▶ **What you will do**
Copy out every line in the entries below that includes "mushrooms".

▶ **Extracted records**

* * * * * * * * *

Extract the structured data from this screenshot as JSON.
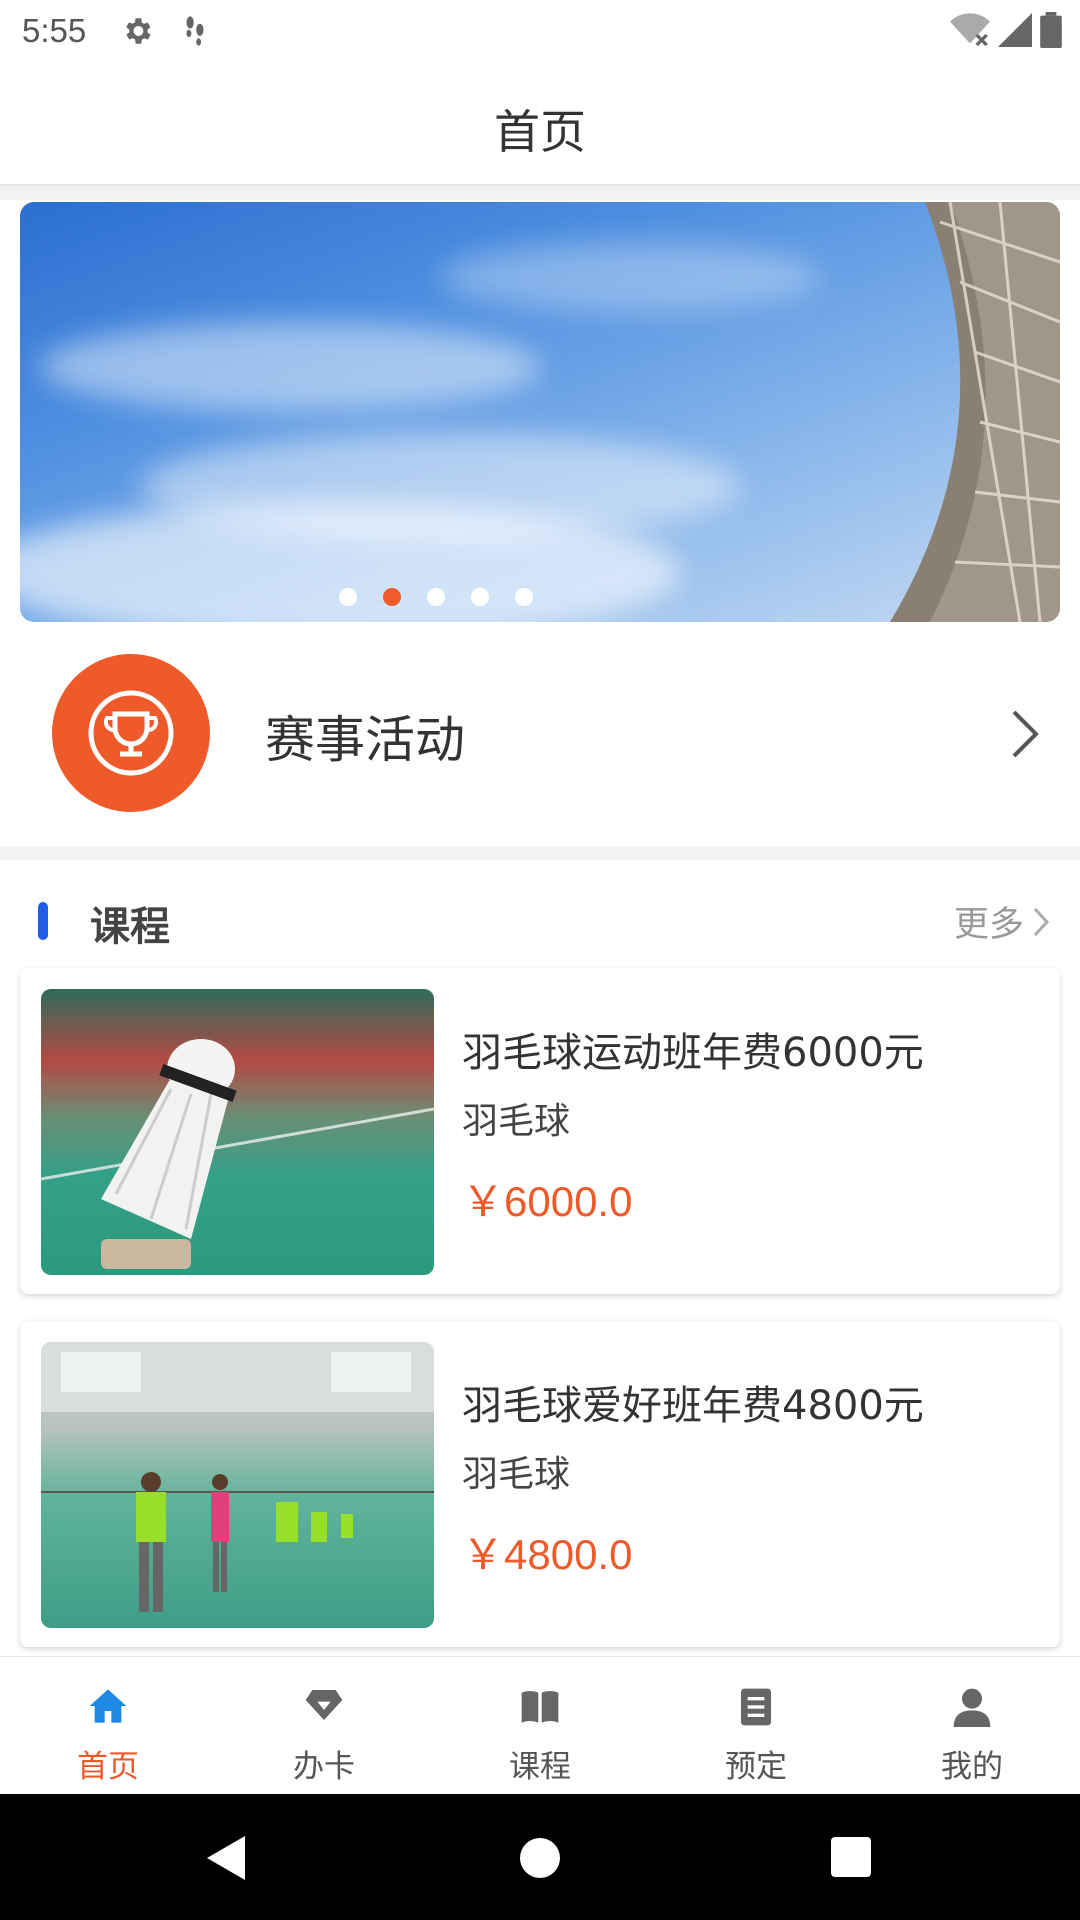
{
  "status_bar": {
    "time": "5:55"
  },
  "app_bar": {
    "title": "首页"
  },
  "banner": {
    "dot_count": 5,
    "active_index": 1
  },
  "event": {
    "label": "赛事活动"
  },
  "courses_section": {
    "title": "课程",
    "more_label": "更多"
  },
  "courses": [
    {
      "title": "羽毛球运动班年费6000元",
      "category": "羽毛球",
      "price": "￥6000.0"
    },
    {
      "title": "羽毛球爱好班年费4800元",
      "category": "羽毛球",
      "price": "￥4800.0"
    }
  ],
  "bottom_nav": [
    {
      "label": "首页",
      "icon": "home-icon",
      "active": true
    },
    {
      "label": "办卡",
      "icon": "diamond-icon",
      "active": false
    },
    {
      "label": "课程",
      "icon": "book-icon",
      "active": false
    },
    {
      "label": "预定",
      "icon": "document-icon",
      "active": false
    },
    {
      "label": "我的",
      "icon": "user-icon",
      "active": false
    }
  ],
  "colors": {
    "accent": "#ef5a2a",
    "section_bar": "#1e5ee6",
    "nav_active_icon": "#1e88e5"
  }
}
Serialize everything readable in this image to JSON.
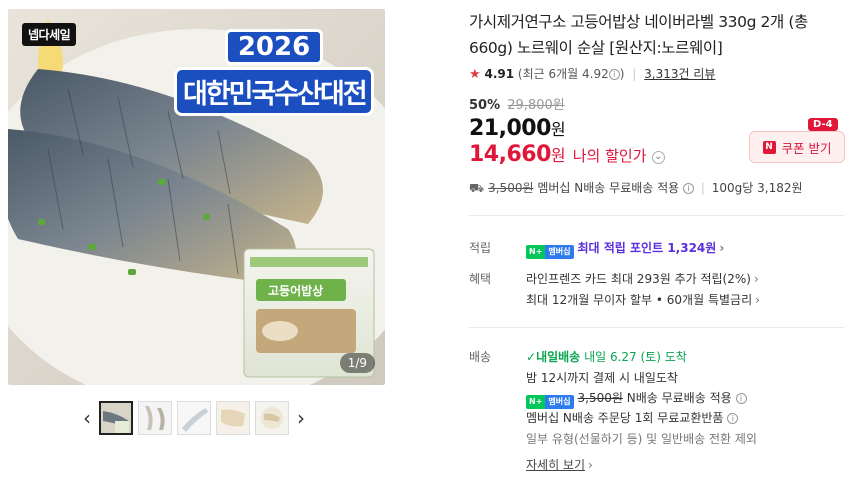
{
  "gallery": {
    "badge": "넵다세일",
    "event_year": "2026",
    "event_name": "대한민국수산대전",
    "package_label": "고등어밥상",
    "counter": "1/9",
    "prev_icon": "chevron-left-icon",
    "next_icon": "chevron-right-icon",
    "thumbnail_count": 5,
    "active_thumbnail": 1
  },
  "product": {
    "title": "가시제거연구소 고등어밥상 네이버라벨 330g 2개 (총 660g) 노르웨이 순살 [원산지:노르웨이]",
    "rating": {
      "star": "★",
      "score": "4.91",
      "recent": "(최근 6개월 4.92",
      "recent_close": ")",
      "reviews": "3,313건 리뷰"
    },
    "discount_rate": "50%",
    "original_price": "29,800원",
    "price": "21,000",
    "price_unit": "원",
    "my_price": "14,660",
    "my_price_unit": "원",
    "my_price_label": "나의 할인가",
    "coupon": {
      "label": "쿠폰 받기",
      "dday": "D-4",
      "n_letter": "N"
    },
    "shipping": {
      "original_fee": "3,500원",
      "text": "멤버십 N배송 무료배송 적용",
      "per_unit": "100g당 3,182원"
    }
  },
  "sections": {
    "earn": {
      "label": "적립",
      "badge_left": "N+",
      "badge_right": "멤버십",
      "text": "최대 적립 포인트",
      "points": "1,324원"
    },
    "benefit": {
      "label": "혜택",
      "line1": "라인프렌즈 카드 최대 293원 추가 적립(2%)",
      "line2": "최대 12개월 무이자 할부 • 60개월 특별금리"
    },
    "delivery": {
      "label": "배송",
      "tomorrow_badge": "내일배송",
      "tomorrow_date": "내일 6.27 (토) 도착",
      "line2": "밤 12시까지 결제 시 내일도착",
      "badge_left": "N+",
      "badge_right": "멤버십",
      "line3_fee": "3,500원",
      "line3_text": "N배송 무료배송 적용",
      "line4": "멤버십 N배송 주문당 1회 무료교환반품",
      "line5": "일부 유형(선물하기 등) 및 일반배송 전환 제외",
      "more": "자세히 보기"
    }
  },
  "colors": {
    "accent_red": "#e1173a",
    "naver_green": "#03c75a",
    "point_purple": "#5a2ee0",
    "event_blue": "#1b4fbf"
  }
}
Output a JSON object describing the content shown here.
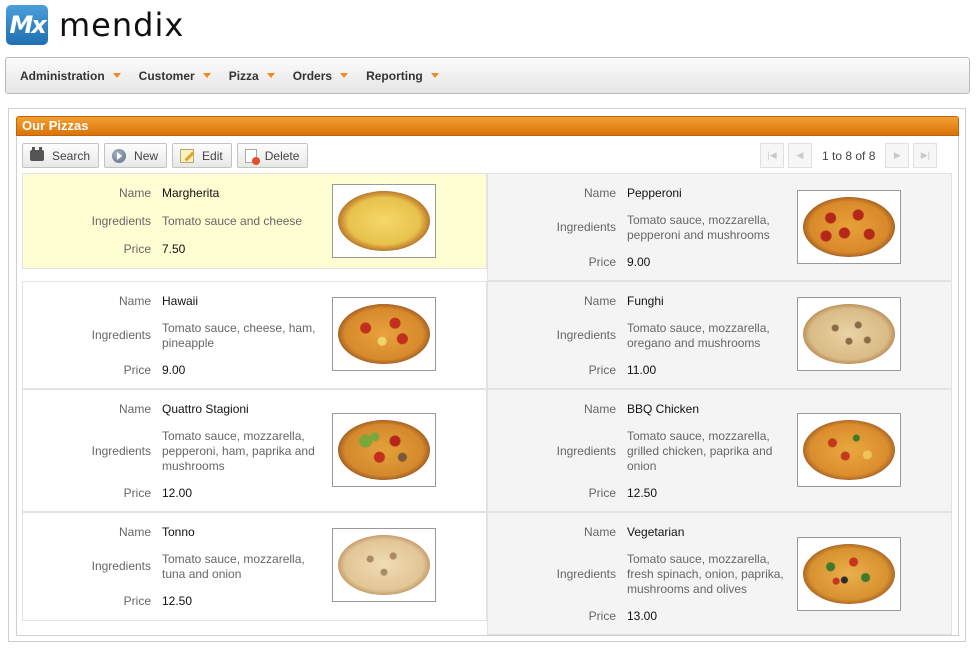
{
  "brand": {
    "logo_mark": "Mx",
    "logo_text": "mendix"
  },
  "nav": [
    {
      "label": "Administration"
    },
    {
      "label": "Customer"
    },
    {
      "label": "Pizza"
    },
    {
      "label": "Orders"
    },
    {
      "label": "Reporting"
    }
  ],
  "panel": {
    "title": "Our Pizzas"
  },
  "toolbar": {
    "search": "Search",
    "new": "New",
    "edit": "Edit",
    "delete": "Delete"
  },
  "pager": {
    "text": "1 to 8 of 8"
  },
  "field_labels": {
    "name": "Name",
    "ingredients": "Ingredients",
    "price": "Price"
  },
  "pizzas": [
    {
      "name": "Margherita",
      "ingredients": "Tomato sauce and cheese",
      "price": "7.50"
    },
    {
      "name": "Pepperoni",
      "ingredients": "Tomato sauce, mozzarella, pepperoni and mushrooms",
      "price": "9.00"
    },
    {
      "name": "Hawaii",
      "ingredients": "Tomato sauce, cheese, ham, pineapple",
      "price": "9.00"
    },
    {
      "name": "Funghi",
      "ingredients": "Tomato sauce, mozzarella, oregano and mushrooms",
      "price": "11.00"
    },
    {
      "name": "Quattro Stagioni",
      "ingredients": "Tomato sauce, mozzarella, pepperoni, ham, paprika and mushrooms",
      "price": "12.00"
    },
    {
      "name": "BBQ Chicken",
      "ingredients": "Tomato sauce, mozzarella, grilled chicken, paprika and onion",
      "price": "12.50"
    },
    {
      "name": "Tonno",
      "ingredients": "Tomato sauce, mozzarella, tuna and onion",
      "price": "12.50"
    },
    {
      "name": "Vegetarian",
      "ingredients": "Tomato sauce, mozzarella, fresh spinach, onion, paprika, mushrooms and olives",
      "price": "13.00"
    }
  ],
  "colors": {
    "accent_orange": "#d9730a",
    "selected_row": "#fffed2",
    "logo_blue": "#2f86c9"
  }
}
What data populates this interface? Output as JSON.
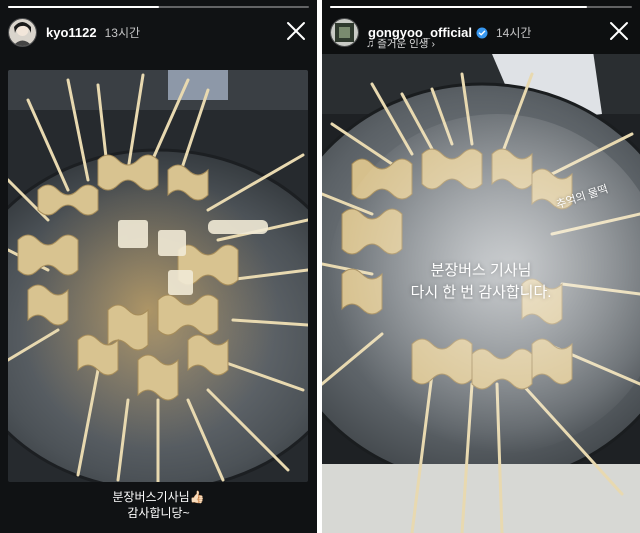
{
  "left_story": {
    "username": "kyo1122",
    "time": "13시간",
    "caption_line1": "분장버스기사님👍🏻",
    "caption_line2": "감사합니당~",
    "progress": 0.5
  },
  "right_story": {
    "username": "gongyoo_official",
    "time": "14시간",
    "music": "즐거운 인생",
    "overlay_line1": "분장버스 기사님",
    "overlay_line2": "다시 한 번 감사합니다.",
    "overlay_sub": "추억의 물떡",
    "progress": 0.85
  },
  "icons": {
    "verified": "verified-badge-icon",
    "close": "close-icon",
    "music": "music-note-icon",
    "chevron": "chevron-right-icon"
  },
  "colors": {
    "verified": "#3797f0",
    "panel_bg": "#101214"
  }
}
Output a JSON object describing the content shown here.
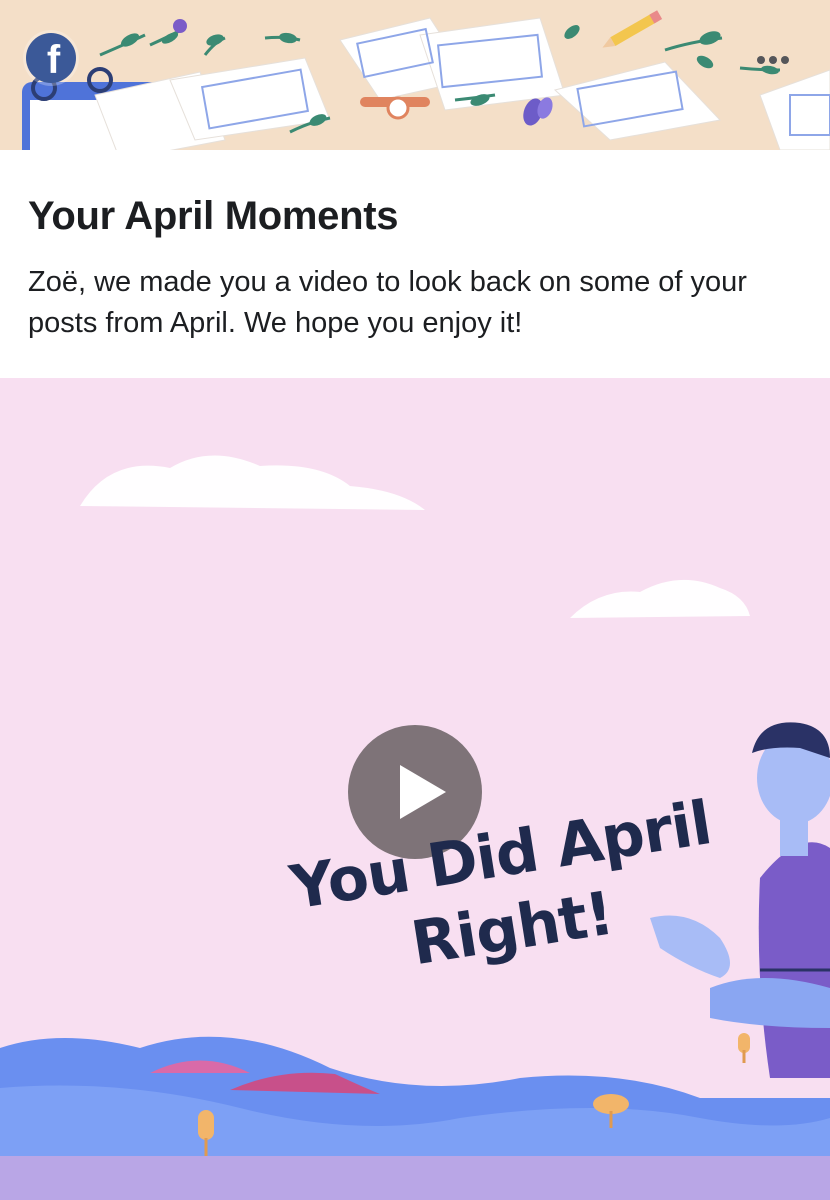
{
  "banner": {
    "logo_letter": "f",
    "logo_icon": "facebook-logo-icon",
    "more_icon": "more-options-icon",
    "bg_color": "#f4dfc8"
  },
  "card": {
    "title": "Your April Moments",
    "description": "Zoë, we made you a video to look back on some of your posts from April. We hope you enjoy it!"
  },
  "video": {
    "caption": "You Did April Right!",
    "play_icon": "play-icon",
    "bg_color": "#f8dff1"
  },
  "colors": {
    "brand": "#3b5998",
    "text": "#1c1e21"
  }
}
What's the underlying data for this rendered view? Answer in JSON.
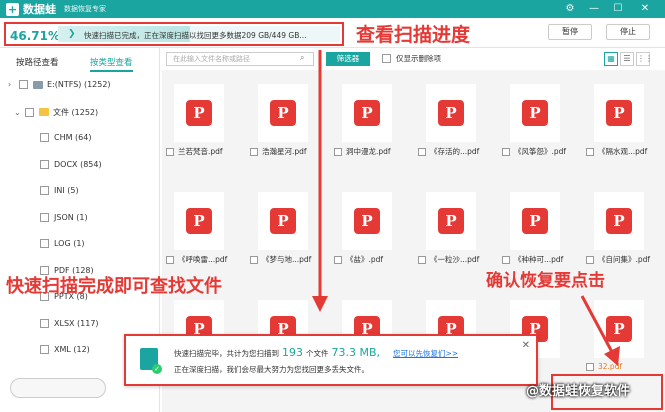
{
  "titlebar": {
    "app_name": "数据蛙",
    "subtitle": "数据恢复专家",
    "logo_glyph": "+",
    "controls": [
      "⚙",
      "—",
      "☐",
      "✕"
    ]
  },
  "progress": {
    "percent_text": "46.71%",
    "percent_value": 46.71,
    "status_text": "快速扫描已完成，正在深度扫描以找回更多数据209 GB/449 GB...",
    "pause_label": "暂停",
    "stop_label": "停止"
  },
  "annotations": {
    "progress": "查看扫描进度",
    "quick_scan": "快速扫描完成即可查找文件",
    "recover": "确认恢复要点击"
  },
  "leftpanel": {
    "tab_path": "按路径查看",
    "tab_type": "按类型查看",
    "tree": [
      {
        "label": "E:(NTFS) (1252)",
        "kind": "drive",
        "level": 0
      },
      {
        "label": "文件 (1252)",
        "kind": "folder",
        "level": 1
      },
      {
        "label": "CHM (64)",
        "kind": "type",
        "level": 2
      },
      {
        "label": "DOCX (854)",
        "kind": "type",
        "level": 2
      },
      {
        "label": "INI (5)",
        "kind": "type",
        "level": 2
      },
      {
        "label": "JSON (1)",
        "kind": "type",
        "level": 2
      },
      {
        "label": "LOG (1)",
        "kind": "type",
        "level": 2
      },
      {
        "label": "PDF (128)",
        "kind": "type",
        "level": 2
      },
      {
        "label": "PPTX (8)",
        "kind": "type",
        "level": 2
      },
      {
        "label": "XLSX (117)",
        "kind": "type",
        "level": 2
      },
      {
        "label": "XML (12)",
        "kind": "type",
        "level": 2
      }
    ]
  },
  "toolbar": {
    "search_placeholder": "在此输入文件名称或路径",
    "filter_label": "筛选器",
    "deleted_only_label": "仅显示删除项",
    "view_icons": [
      "▦",
      "☰",
      "⋮⋮"
    ]
  },
  "files": [
    {
      "name": "兰若梵音.pdf"
    },
    {
      "name": "浩瀚星河.pdf"
    },
    {
      "name": "洞中漫龙.pdf"
    },
    {
      "name": "《存活的...pdf"
    },
    {
      "name": "《风筝怨》.pdf"
    },
    {
      "name": "《隔水观...pdf"
    },
    {
      "name": "《呼唤雷...pdf"
    },
    {
      "name": "《梦与地...pdf"
    },
    {
      "name": "《盐》.pdf"
    },
    {
      "name": "《一粒沙...pdf"
    },
    {
      "name": "《种种可...pdf"
    },
    {
      "name": "《自问集》.pdf"
    },
    {
      "name": ""
    },
    {
      "name": ""
    },
    {
      "name": ""
    },
    {
      "name": ""
    },
    {
      "name": ".pdf"
    },
    {
      "name": "32.pdf"
    }
  ],
  "file_icon": "P",
  "popup": {
    "line1_prefix": "快速扫描完毕，共计为您扫描到",
    "count": "193",
    "count_suffix": "个文件",
    "size": "73.3 MB,",
    "link": "您可以先恢复们>>",
    "line2": "正在深度扫描，我们会尽最大努力为您找回更多丢失文件。",
    "close": "✕"
  },
  "watermark": "@数据蛙恢复软件"
}
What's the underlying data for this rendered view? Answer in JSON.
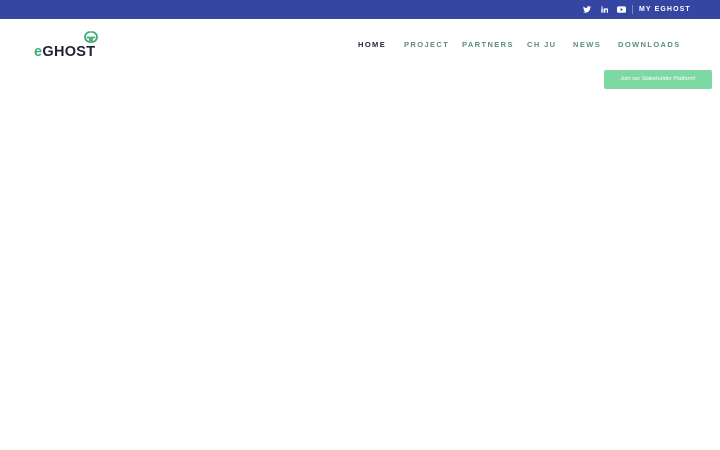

* * * * * * * * *

▶ **Final answer**
      "ingredients": "Tomato sauce, mozzarella, pepperoni and mushrooms",
      "ingredients": "Tomato sauce, mozzarella, oregano and mushrooms",
      "ingredients": "Tomato sauce, mozzarella, pepperoni, ham, paprika and mushrooms",
      "ingredients": "Tomato sauce, mozzarella, fresh spinach, onion, paprika, mushrooms and olives",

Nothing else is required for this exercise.